Assigned task — Repeat the listing in full, word for word.

Data shown —
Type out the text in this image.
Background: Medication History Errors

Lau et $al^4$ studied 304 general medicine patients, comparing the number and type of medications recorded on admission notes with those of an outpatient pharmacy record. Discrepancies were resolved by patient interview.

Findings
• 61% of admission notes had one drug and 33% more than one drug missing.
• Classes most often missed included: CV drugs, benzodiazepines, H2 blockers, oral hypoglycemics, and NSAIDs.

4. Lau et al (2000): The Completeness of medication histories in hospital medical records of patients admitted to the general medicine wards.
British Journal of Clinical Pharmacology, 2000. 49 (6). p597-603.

Answer to the exercise —
Type out the text in this image.
Background: Medication History Errors

Lau et $al^4$ studied 304 general medicine patients, comparing the number and type of medications recorded on admission notes with those of an outpatient pharmacy record. Discrepancies were resolved by patient interview.

Findings
• 61% of admission notes had one drug and 33% more than one drug missing.
• Classes most often missed included: CV drugs, benzodiazepines, H2 blockers, oral hypoglycemics, and NSAIDs.

4. Lau et al (2000): The Completeness of medication histories in hospital medical records of patients admitted to the general medicine wards.
British Journal of Clinical Pharmacology, 2000. 49 (6). p597-603.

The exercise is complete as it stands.